## What you need to do
Your task is to give the listing below back word for word, pictures excluded.

## Excerpted data
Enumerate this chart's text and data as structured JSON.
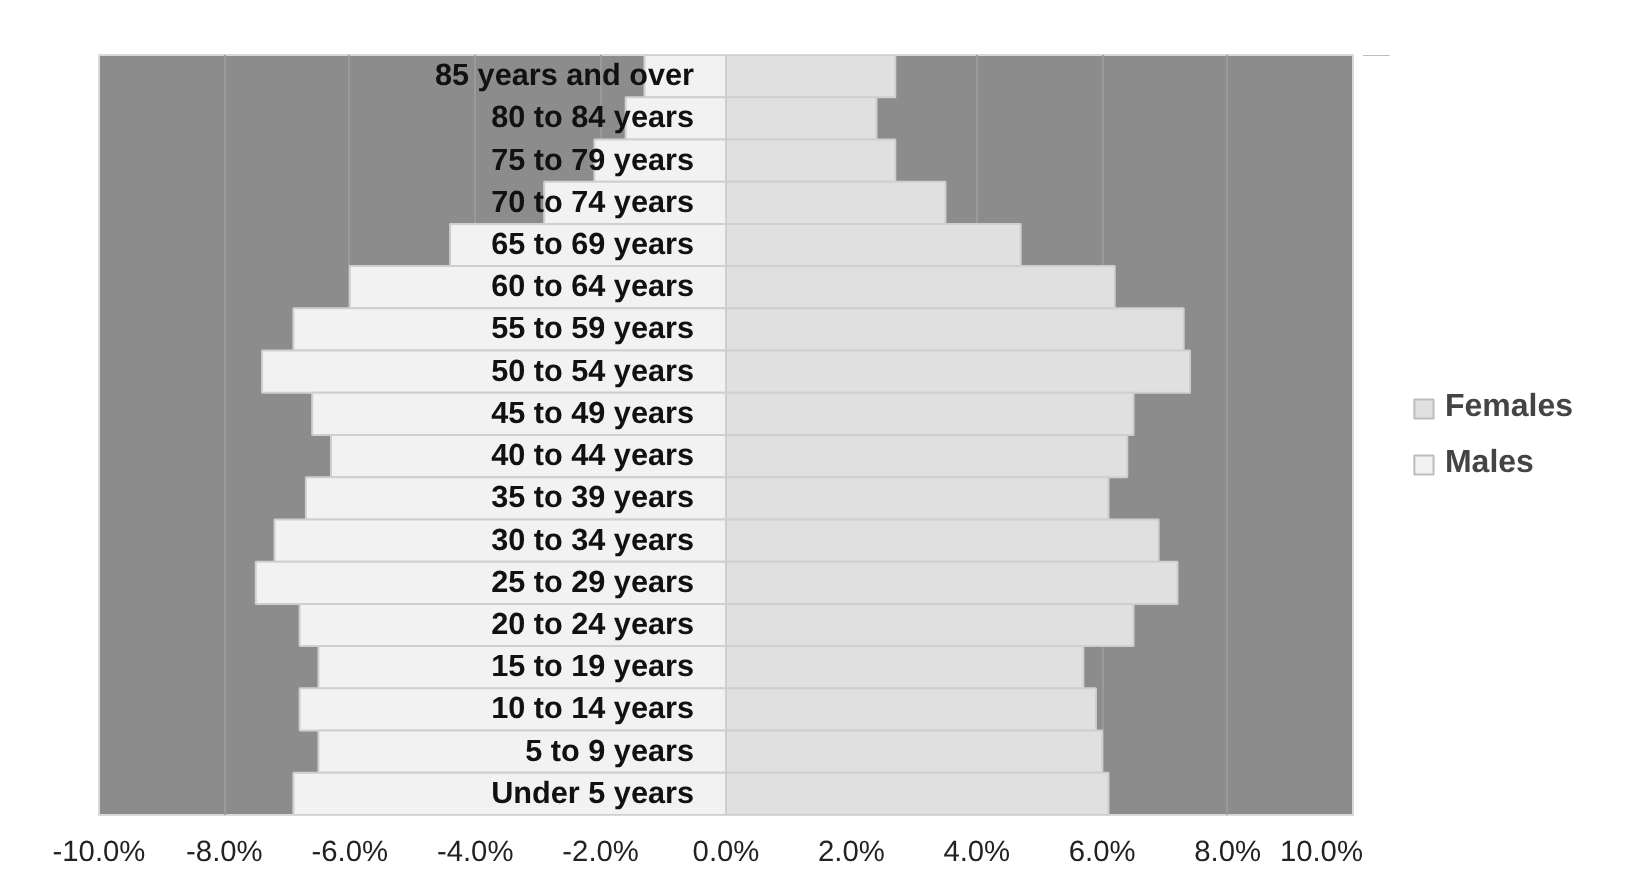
{
  "chart_data": {
    "type": "bar",
    "orientation": "horizontal",
    "stacked": true,
    "categories": [
      "85 years and over",
      "80 to 84 years",
      "75 to 79 years",
      "70 to 74 years",
      "65 to 69 years",
      "60 to 64 years",
      "55 to 59 years",
      "50 to 54 years",
      "45 to 49 years",
      "40 to 44 years",
      "35 to 39 years",
      "30 to 34 years",
      "25 to 29 years",
      "20 to 24 years",
      "15 to 19 years",
      "10 to 14 years",
      "5 to 9 years",
      "Under 5 years"
    ],
    "series": [
      {
        "name": "Females",
        "color": "#e0e0e0",
        "values": [
          2.7,
          2.4,
          2.7,
          3.5,
          4.7,
          6.2,
          7.3,
          7.4,
          6.5,
          6.4,
          6.1,
          6.9,
          7.2,
          6.5,
          5.7,
          5.9,
          6.0,
          6.1
        ]
      },
      {
        "name": "Males",
        "color": "#f2f2f2",
        "values": [
          -1.3,
          -1.6,
          -2.1,
          -2.9,
          -4.4,
          -6.0,
          -6.9,
          -7.4,
          -6.6,
          -6.3,
          -6.7,
          -7.2,
          -7.5,
          -6.8,
          -6.5,
          -6.8,
          -6.5,
          -6.9
        ]
      }
    ],
    "xlim": [
      -10,
      10
    ],
    "xticks": [
      {
        "value": -10,
        "label": "-10.0%"
      },
      {
        "value": -8,
        "label": "-8.0%"
      },
      {
        "value": -6,
        "label": "-6.0%"
      },
      {
        "value": -4,
        "label": "-4.0%"
      },
      {
        "value": -2,
        "label": "-2.0%"
      },
      {
        "value": 0,
        "label": "0.0%"
      },
      {
        "value": 2,
        "label": "2.0%"
      },
      {
        "value": 4,
        "label": "4.0%"
      },
      {
        "value": 6,
        "label": "6.0%"
      },
      {
        "value": 8,
        "label": "8.0%"
      },
      {
        "value": 10,
        "label": "10.0%"
      }
    ],
    "grid": "x",
    "legend": "right"
  }
}
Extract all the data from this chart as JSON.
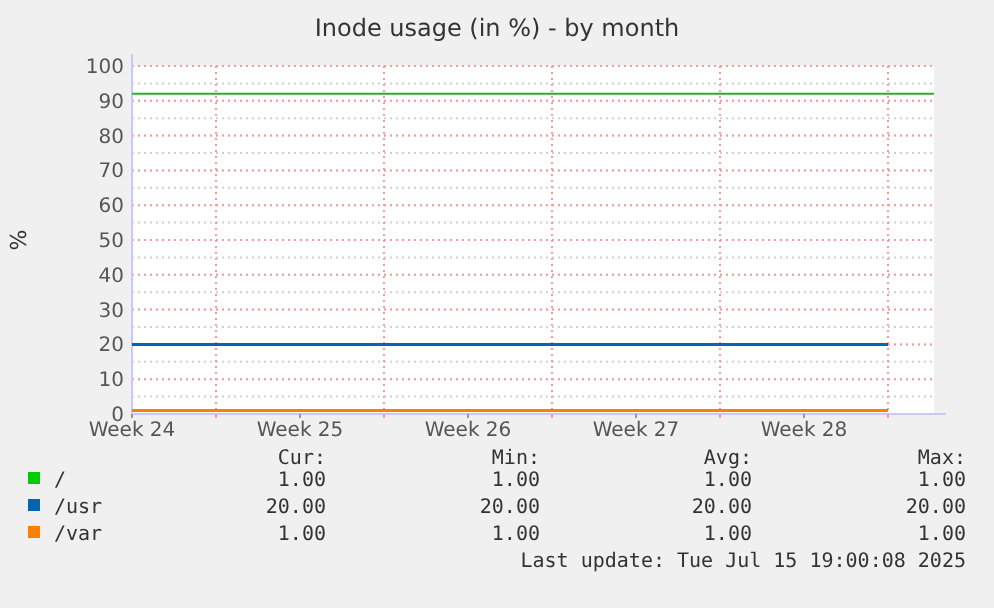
{
  "chart_data": {
    "type": "line",
    "title": "Inode usage (in %) - by month",
    "ylabel": "%",
    "categories": [
      "Week 24",
      null,
      "Week 25",
      null,
      "Week 26",
      null,
      "Week 27",
      null,
      "Week 28",
      null
    ],
    "ylim": [
      0,
      100
    ],
    "yticks": [
      0,
      10,
      20,
      30,
      40,
      50,
      60,
      70,
      80,
      90,
      100
    ],
    "series": [
      {
        "name": "/",
        "color": "#00cc00",
        "values": [
          null,
          null,
          null,
          null,
          null,
          null,
          null,
          null,
          null,
          null
        ]
      },
      {
        "name": "/usr",
        "color": "#0066b3",
        "values": [
          20,
          20,
          20,
          20,
          20,
          20,
          20,
          20,
          20,
          20
        ]
      },
      {
        "name": "/var",
        "color": "#ff8000",
        "values": [
          1,
          1,
          1,
          1,
          1,
          1,
          1,
          1,
          1,
          1
        ]
      }
    ],
    "ref_lines": [
      {
        "axis": "y",
        "value": 92,
        "color": "#33aa33"
      }
    ],
    "grid": true,
    "legend": "bottom",
    "annotations": [
      "Cur:",
      "Min:",
      "Avg:",
      "Max:",
      "1.00",
      "1.00",
      "1.00",
      "1.00",
      "20.00",
      "20.00",
      "20.00",
      "20.00",
      "1.00",
      "1.00",
      "1.00",
      "1.00",
      "Last update: Tue Jul 15 19:00:08 2025"
    ]
  }
}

## Result of this exercise
Enumerate this chart's text and data as structured JSON.
{
  "chart_data": {
    "type": "bar",
    "orientation": "horizontal",
    "stacked": true,
    "categories": [
      "85 years and over",
      "80 to 84 years",
      "75 to 79 years",
      "70 to 74 years",
      "65 to 69 years",
      "60 to 64 years",
      "55 to 59 years",
      "50 to 54 years",
      "45 to 49 years",
      "40 to 44 years",
      "35 to 39 years",
      "30 to 34 years",
      "25 to 29 years",
      "20 to 24 years",
      "15 to 19 years",
      "10 to 14 years",
      "5 to 9 years",
      "Under 5 years"
    ],
    "series": [
      {
        "name": "Females",
        "color": "#e0e0e0",
        "values": [
          2.7,
          2.4,
          2.7,
          3.5,
          4.7,
          6.2,
          7.3,
          7.4,
          6.5,
          6.4,
          6.1,
          6.9,
          7.2,
          6.5,
          5.7,
          5.9,
          6.0,
          6.1
        ]
      },
      {
        "name": "Males",
        "color": "#f2f2f2",
        "values": [
          -1.3,
          -1.6,
          -2.1,
          -2.9,
          -4.4,
          -6.0,
          -6.9,
          -7.4,
          -6.6,
          -6.3,
          -6.7,
          -7.2,
          -7.5,
          -6.8,
          -6.5,
          -6.8,
          -6.5,
          -6.9
        ]
      }
    ],
    "xlim": [
      -10,
      10
    ],
    "xticks": [
      {
        "value": -10,
        "label": "-10.0%"
      },
      {
        "value": -8,
        "label": "-8.0%"
      },
      {
        "value": -6,
        "label": "-6.0%"
      },
      {
        "value": -4,
        "label": "-4.0%"
      },
      {
        "value": -2,
        "label": "-2.0%"
      },
      {
        "value": 0,
        "label": "0.0%"
      },
      {
        "value": 2,
        "label": "2.0%"
      },
      {
        "value": 4,
        "label": "4.0%"
      },
      {
        "value": 6,
        "label": "6.0%"
      },
      {
        "value": 8,
        "label": "8.0%"
      },
      {
        "value": 10,
        "label": "10.0%"
      }
    ],
    "grid": "x",
    "legend": "right"
  }
}
Extract all the data from this chart as JSON.
{
  "chart_data": {
    "type": "line",
    "title": "Inode usage (in %) - by month",
    "ylabel": "%",
    "categories": [
      "Week 24",
      null,
      "Week 25",
      null,
      "Week 26",
      null,
      "Week 27",
      null,
      "Week 28",
      null
    ],
    "ylim": [
      0,
      100
    ],
    "yticks": [
      0,
      10,
      20,
      30,
      40,
      50,
      60,
      70,
      80,
      90,
      100
    ],
    "series": [
      {
        "name": "/",
        "color": "#00cc00",
        "values": [
          null,
          null,
          null,
          null,
          null,
          null,
          null,
          null,
          null,
          null
        ]
      },
      {
        "name": "/usr",
        "color": "#0066b3",
        "values": [
          20,
          20,
          20,
          20,
          20,
          20,
          20,
          20,
          20,
          20
        ]
      },
      {
        "name": "/var",
        "color": "#ff8000",
        "values": [
          1,
          1,
          1,
          1,
          1,
          1,
          1,
          1,
          1,
          1
        ]
      }
    ],
    "ref_lines": [
      {
        "axis": "y",
        "value": 92,
        "color": "#33aa33"
      }
    ],
    "grid": true,
    "legend": "bottom",
    "annotations": [
      "Cur:",
      "Min:",
      "Avg:",
      "Max:",
      "1.00",
      "1.00",
      "1.00",
      "1.00",
      "20.00",
      "20.00",
      "20.00",
      "20.00",
      "1.00",
      "1.00",
      "1.00",
      "1.00",
      "Last update: Tue Jul 15 19:00:08 2025"
    ]
  }
}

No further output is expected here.